• **Exercise task**: Your job is to restate each entry word for word.

• **Data supplied**:
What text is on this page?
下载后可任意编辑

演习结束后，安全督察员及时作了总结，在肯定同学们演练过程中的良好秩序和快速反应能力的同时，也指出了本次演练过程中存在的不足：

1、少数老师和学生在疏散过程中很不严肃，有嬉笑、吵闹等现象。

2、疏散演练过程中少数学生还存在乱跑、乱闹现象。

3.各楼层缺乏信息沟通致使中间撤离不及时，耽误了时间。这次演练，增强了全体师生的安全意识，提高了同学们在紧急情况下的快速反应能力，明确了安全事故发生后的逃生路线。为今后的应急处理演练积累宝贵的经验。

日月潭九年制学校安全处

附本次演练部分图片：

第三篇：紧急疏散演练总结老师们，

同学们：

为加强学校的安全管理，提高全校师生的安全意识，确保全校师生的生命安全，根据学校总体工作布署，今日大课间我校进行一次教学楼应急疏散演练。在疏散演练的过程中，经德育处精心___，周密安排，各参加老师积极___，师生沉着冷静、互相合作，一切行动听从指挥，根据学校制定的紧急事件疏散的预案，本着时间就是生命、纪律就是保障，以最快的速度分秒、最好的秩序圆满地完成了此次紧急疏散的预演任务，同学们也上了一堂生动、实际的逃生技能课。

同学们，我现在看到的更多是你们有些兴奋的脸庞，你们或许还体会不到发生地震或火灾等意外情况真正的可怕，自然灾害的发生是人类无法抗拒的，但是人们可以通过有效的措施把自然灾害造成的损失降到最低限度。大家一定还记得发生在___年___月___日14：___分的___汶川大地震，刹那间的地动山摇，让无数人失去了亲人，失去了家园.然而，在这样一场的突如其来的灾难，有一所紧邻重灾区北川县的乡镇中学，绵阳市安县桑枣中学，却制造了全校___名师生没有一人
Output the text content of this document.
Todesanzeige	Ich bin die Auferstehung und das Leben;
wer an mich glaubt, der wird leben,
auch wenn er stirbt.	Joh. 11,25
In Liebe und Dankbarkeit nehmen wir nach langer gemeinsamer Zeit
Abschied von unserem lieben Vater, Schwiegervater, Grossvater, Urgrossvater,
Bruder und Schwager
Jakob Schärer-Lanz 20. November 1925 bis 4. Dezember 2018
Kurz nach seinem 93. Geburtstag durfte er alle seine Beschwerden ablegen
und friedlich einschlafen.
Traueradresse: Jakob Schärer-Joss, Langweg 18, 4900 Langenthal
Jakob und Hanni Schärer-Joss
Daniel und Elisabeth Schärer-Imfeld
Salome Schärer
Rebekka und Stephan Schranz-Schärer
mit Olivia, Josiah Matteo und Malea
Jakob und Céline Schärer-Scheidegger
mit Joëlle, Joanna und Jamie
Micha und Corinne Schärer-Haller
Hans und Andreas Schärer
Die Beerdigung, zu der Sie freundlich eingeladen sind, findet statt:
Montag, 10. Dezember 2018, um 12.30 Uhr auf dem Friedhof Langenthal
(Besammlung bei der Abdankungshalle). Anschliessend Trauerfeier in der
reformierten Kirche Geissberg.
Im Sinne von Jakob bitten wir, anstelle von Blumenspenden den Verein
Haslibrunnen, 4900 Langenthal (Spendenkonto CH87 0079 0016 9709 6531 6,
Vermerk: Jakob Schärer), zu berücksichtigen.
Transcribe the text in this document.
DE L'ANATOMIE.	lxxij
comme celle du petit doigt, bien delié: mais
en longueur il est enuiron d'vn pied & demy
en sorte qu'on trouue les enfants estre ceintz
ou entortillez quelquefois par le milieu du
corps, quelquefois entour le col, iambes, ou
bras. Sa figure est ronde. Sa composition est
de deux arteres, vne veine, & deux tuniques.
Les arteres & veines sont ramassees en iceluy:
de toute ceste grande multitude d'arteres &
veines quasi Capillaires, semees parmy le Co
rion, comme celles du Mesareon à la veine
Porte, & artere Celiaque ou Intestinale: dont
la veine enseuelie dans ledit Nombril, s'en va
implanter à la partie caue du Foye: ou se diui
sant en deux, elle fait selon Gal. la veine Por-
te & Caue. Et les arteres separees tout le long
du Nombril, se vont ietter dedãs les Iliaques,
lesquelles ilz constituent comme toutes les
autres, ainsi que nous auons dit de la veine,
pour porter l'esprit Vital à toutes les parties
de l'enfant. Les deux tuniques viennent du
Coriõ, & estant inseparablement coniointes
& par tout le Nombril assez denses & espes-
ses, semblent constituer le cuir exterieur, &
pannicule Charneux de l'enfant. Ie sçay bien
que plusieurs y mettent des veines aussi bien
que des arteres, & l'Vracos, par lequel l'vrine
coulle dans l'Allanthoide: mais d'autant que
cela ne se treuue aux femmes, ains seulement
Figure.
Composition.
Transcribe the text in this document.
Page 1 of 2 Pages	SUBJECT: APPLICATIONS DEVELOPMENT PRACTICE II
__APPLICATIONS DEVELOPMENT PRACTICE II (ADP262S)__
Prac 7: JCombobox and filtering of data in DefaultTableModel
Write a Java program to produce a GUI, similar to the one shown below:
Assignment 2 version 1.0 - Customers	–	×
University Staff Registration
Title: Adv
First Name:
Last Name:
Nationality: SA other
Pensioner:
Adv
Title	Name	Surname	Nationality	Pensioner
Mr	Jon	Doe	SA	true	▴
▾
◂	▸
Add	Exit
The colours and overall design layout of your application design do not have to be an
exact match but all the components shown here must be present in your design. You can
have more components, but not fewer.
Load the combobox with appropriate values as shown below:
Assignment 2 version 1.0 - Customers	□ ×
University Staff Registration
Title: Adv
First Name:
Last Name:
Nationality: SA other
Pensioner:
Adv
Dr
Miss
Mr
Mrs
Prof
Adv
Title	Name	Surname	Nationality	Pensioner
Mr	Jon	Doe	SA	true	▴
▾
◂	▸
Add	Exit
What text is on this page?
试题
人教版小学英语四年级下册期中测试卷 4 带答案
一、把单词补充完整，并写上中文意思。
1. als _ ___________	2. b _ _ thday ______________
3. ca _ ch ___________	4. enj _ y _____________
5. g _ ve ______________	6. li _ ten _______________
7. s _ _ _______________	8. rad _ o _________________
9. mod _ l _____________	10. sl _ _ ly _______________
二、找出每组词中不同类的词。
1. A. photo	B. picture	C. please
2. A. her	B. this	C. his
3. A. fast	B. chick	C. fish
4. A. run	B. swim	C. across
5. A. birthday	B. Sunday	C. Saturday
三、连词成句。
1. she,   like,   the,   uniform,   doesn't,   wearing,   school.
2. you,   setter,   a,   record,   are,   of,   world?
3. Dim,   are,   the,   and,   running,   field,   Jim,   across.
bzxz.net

• **Exercise solution**:
What text is on this page?
下载后可任意编辑

演习结束后，安全督察员及时作了总结，在肯定同学们演练过程中的良好秩序和快速反应能力的同时，也指出了本次演练过程中存在的不足：

1、少数老师和学生在疏散过程中很不严肃，有嬉笑、吵闹等现象。

2、疏散演练过程中少数学生还存在乱跑、乱闹现象。

3.各楼层缺乏信息沟通致使中间撤离不及时，耽误了时间。这次演练，增强了全体师生的安全意识，提高了同学们在紧急情况下的快速反应能力，明确了安全事故发生后的逃生路线。为今后的应急处理演练积累宝贵的经验。

日月潭九年制学校安全处

附本次演练部分图片：

第三篇：紧急疏散演练总结老师们，

同学们：

为加强学校的安全管理，提高全校师生的安全意识，确保全校师生的生命安全，根据学校总体工作布署，今日大课间我校进行一次教学楼应急疏散演练。在疏散演练的过程中，经德育处精心___，周密安排，各参加老师积极___，师生沉着冷静、互相合作，一切行动听从指挥，根据学校制定的紧急事件疏散的预案，本着时间就是生命、纪律就是保障，以最快的速度分秒、最好的秩序圆满地完成了此次紧急疏散的预演任务，同学们也上了一堂生动、实际的逃生技能课。

同学们，我现在看到的更多是你们有些兴奋的脸庞，你们或许还体会不到发生地震或火灾等意外情况真正的可怕，自然灾害的发生是人类无法抗拒的，但是人们可以通过有效的措施把自然灾害造成的损失降到最低限度。大家一定还记得发生在___年___月___日14：___分的___汶川大地震，刹那间的地动山摇，让无数人失去了亲人，失去了家园.然而，在这样一场的突如其来的灾难，有一所紧邻重灾区北川县的乡镇中学，绵阳市安县桑枣中学，却制造了全校___名师生没有一人
Output the text content of this document.
Todesanzeige	Ich bin die Auferstehung und das Leben;
wer an mich glaubt, der wird leben,
auch wenn er stirbt.	Joh. 11,25
In Liebe und Dankbarkeit nehmen wir nach langer gemeinsamer Zeit
Abschied von unserem lieben Vater, Schwiegervater, Grossvater, Urgrossvater,
Bruder und Schwager
Jakob Schärer-Lanz 20. November 1925 bis 4. Dezember 2018
Kurz nach seinem 93. Geburtstag durfte er alle seine Beschwerden ablegen
und friedlich einschlafen.
Traueradresse: Jakob Schärer-Joss, Langweg 18, 4900 Langenthal
Jakob und Hanni Schärer-Joss
Daniel und Elisabeth Schärer-Imfeld
Salome Schärer
Rebekka und Stephan Schranz-Schärer
mit Olivia, Josiah Matteo und Malea
Jakob und Céline Schärer-Scheidegger
mit Joëlle, Joanna und Jamie
Micha und Corinne Schärer-Haller
Hans und Andreas Schärer
Die Beerdigung, zu der Sie freundlich eingeladen sind, findet statt:
Montag, 10. Dezember 2018, um 12.30 Uhr auf dem Friedhof Langenthal
(Besammlung bei der Abdankungshalle). Anschliessend Trauerfeier in der
reformierten Kirche Geissberg.
Im Sinne von Jakob bitten wir, anstelle von Blumenspenden den Verein
Haslibrunnen, 4900 Langenthal (Spendenkonto CH87 0079 0016 9709 6531 6,
Vermerk: Jakob Schärer), zu berücksichtigen.
Transcribe the text in this document.
DE L'ANATOMIE.	lxxij
comme celle du petit doigt, bien delié: mais
en longueur il est enuiron d'vn pied & demy
en sorte qu'on trouue les enfants estre ceintz
ou entortillez quelquefois par le milieu du
corps, quelquefois entour le col, iambes, ou
bras. Sa figure est ronde. Sa composition est
de deux arteres, vne veine, & deux tuniques.
Les arteres & veines sont ramassees en iceluy:
de toute ceste grande multitude d'arteres &
veines quasi Capillaires, semees parmy le Co
rion, comme celles du Mesareon à la veine
Porte, & artere Celiaque ou Intestinale: dont
la veine enseuelie dans ledit Nombril, s'en va
implanter à la partie caue du Foye: ou se diui
sant en deux, elle fait selon Gal. la veine Por-
te & Caue. Et les arteres separees tout le long
du Nombril, se vont ietter dedãs les Iliaques,
lesquelles ilz constituent comme toutes les
autres, ainsi que nous auons dit de la veine,
pour porter l'esprit Vital à toutes les parties
de l'enfant. Les deux tuniques viennent du
Coriõ, & estant inseparablement coniointes
& par tout le Nombril assez denses & espes-
ses, semblent constituer le cuir exterieur, &
pannicule Charneux de l'enfant. Ie sçay bien
que plusieurs y mettent des veines aussi bien
que des arteres, & l'Vracos, par lequel l'vrine
coulle dans l'Allanthoide: mais d'autant que
cela ne se treuue aux femmes, ains seulement
Figure.
Composition.
Transcribe the text in this document.
Page 1 of 2 Pages	SUBJECT: APPLICATIONS DEVELOPMENT PRACTICE II
__APPLICATIONS DEVELOPMENT PRACTICE II (ADP262S)__
Prac 7: JCombobox and filtering of data in DefaultTableModel
Write a Java program to produce a GUI, similar to the one shown below:
Assignment 2 version 1.0 - Customers	–	×
University Staff Registration
Title: Adv
First Name:
Last Name:
Nationality: SA other
Pensioner:
Adv
Title	Name	Surname	Nationality	Pensioner
Mr	Jon	Doe	SA	true	▴
▾
◂	▸
Add	Exit
The colours and overall design layout of your application design do not have to be an
exact match but all the components shown here must be present in your design. You can
have more components, but not fewer.
Load the combobox with appropriate values as shown below:
Assignment 2 version 1.0 - Customers	□ ×
University Staff Registration
Title: Adv
First Name:
Last Name:
Nationality: SA other
Pensioner:
Adv
Dr
Miss
Mr
Mrs
Prof
Adv
Title	Name	Surname	Nationality	Pensioner
Mr	Jon	Doe	SA	true	▴
▾
◂	▸
Add	Exit
What text is on this page?
试题
人教版小学英语四年级下册期中测试卷 4 带答案
一、把单词补充完整，并写上中文意思。
1. als _ ___________	2. b _ _ thday ______________
3. ca _ ch ___________	4. enj _ y _____________
5. g _ ve ______________	6. li _ ten _______________
7. s _ _ _______________	8. rad _ o _________________
9. mod _ l _____________	10. sl _ _ ly _______________
二、找出每组词中不同类的词。
1. A. photo	B. picture	C. please
2. A. her	B. this	C. his
3. A. fast	B. chick	C. fish
4. A. run	B. swim	C. across
5. A. birthday	B. Sunday	C. Saturday
三、连词成句。
1. she,   like,   the,   uniform,   doesn't,   wearing,   school.
2. you,   setter,   a,   record,   are,   of,   world?
3. Dim,   are,   the,   and,   running,   field,   Jim,   across.
bzxz.net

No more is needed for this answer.